*Provided records*

* BEGIN *

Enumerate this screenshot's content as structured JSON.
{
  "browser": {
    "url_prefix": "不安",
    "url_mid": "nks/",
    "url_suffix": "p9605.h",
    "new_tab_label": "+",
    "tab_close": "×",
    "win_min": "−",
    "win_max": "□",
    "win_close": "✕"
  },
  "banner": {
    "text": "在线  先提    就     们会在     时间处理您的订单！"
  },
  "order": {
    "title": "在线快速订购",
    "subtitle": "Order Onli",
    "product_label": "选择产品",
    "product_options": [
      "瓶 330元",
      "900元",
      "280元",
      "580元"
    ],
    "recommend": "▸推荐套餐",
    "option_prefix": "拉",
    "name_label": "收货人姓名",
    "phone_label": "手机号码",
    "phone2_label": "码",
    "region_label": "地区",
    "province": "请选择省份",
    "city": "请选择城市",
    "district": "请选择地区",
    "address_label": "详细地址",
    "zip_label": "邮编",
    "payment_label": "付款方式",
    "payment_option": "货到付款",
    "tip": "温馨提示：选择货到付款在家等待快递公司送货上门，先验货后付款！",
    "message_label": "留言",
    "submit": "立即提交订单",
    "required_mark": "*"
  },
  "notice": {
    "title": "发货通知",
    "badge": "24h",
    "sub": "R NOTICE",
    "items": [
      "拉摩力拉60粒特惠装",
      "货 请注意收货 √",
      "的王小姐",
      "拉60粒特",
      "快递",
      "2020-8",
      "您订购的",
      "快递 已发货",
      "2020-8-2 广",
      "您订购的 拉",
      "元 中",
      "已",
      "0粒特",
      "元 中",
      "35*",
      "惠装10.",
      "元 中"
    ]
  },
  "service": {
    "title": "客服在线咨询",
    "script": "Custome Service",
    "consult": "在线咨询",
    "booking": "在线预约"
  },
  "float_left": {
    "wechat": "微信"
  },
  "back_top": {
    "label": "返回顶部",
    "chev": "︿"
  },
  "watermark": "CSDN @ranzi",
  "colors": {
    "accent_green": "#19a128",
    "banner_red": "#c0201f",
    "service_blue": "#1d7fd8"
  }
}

* END *

*Instruction*
Take the listing above and write it out again exactly.

*Exercise answer*
Enumerate this screenshot's content as structured JSON.
{
  "browser": {
    "url_prefix": "不安",
    "url_mid": "nks/",
    "url_suffix": "p9605.h",
    "new_tab_label": "+",
    "tab_close": "×",
    "win_min": "−",
    "win_max": "□",
    "win_close": "✕"
  },
  "banner": {
    "text": "在线  先提    就     们会在     时间处理您的订单！"
  },
  "order": {
    "title": "在线快速订购",
    "subtitle": "Order Onli",
    "product_label": "选择产品",
    "product_options": [
      "瓶 330元",
      "900元",
      "280元",
      "580元"
    ],
    "recommend": "▸推荐套餐",
    "option_prefix": "拉",
    "name_label": "收货人姓名",
    "phone_label": "手机号码",
    "phone2_label": "码",
    "region_label": "地区",
    "province": "请选择省份",
    "city": "请选择城市",
    "district": "请选择地区",
    "address_label": "详细地址",
    "zip_label": "邮编",
    "payment_label": "付款方式",
    "payment_option": "货到付款",
    "tip": "温馨提示：选择货到付款在家等待快递公司送货上门，先验货后付款！",
    "message_label": "留言",
    "submit": "立即提交订单",
    "required_mark": "*"
  },
  "notice": {
    "title": "发货通知",
    "badge": "24h",
    "sub": "R NOTICE",
    "items": [
      "拉摩力拉60粒特惠装",
      "货 请注意收货 √",
      "的王小姐",
      "拉60粒特",
      "快递",
      "2020-8",
      "您订购的",
      "快递 已发货",
      "2020-8-2 广",
      "您订购的 拉",
      "元 中",
      "已",
      "0粒特",
      "元 中",
      "35*",
      "惠装10.",
      "元 中"
    ]
  },
  "service": {
    "title": "客服在线咨询",
    "script": "Custome Service",
    "consult": "在线咨询",
    "booking": "在线预约"
  },
  "float_left": {
    "wechat": "微信"
  },
  "back_top": {
    "label": "返回顶部",
    "chev": "︿"
  },
  "watermark": "CSDN @ranzi",
  "colors": {
    "accent_green": "#19a128",
    "banner_red": "#c0201f",
    "service_blue": "#1d7fd8"
  }
}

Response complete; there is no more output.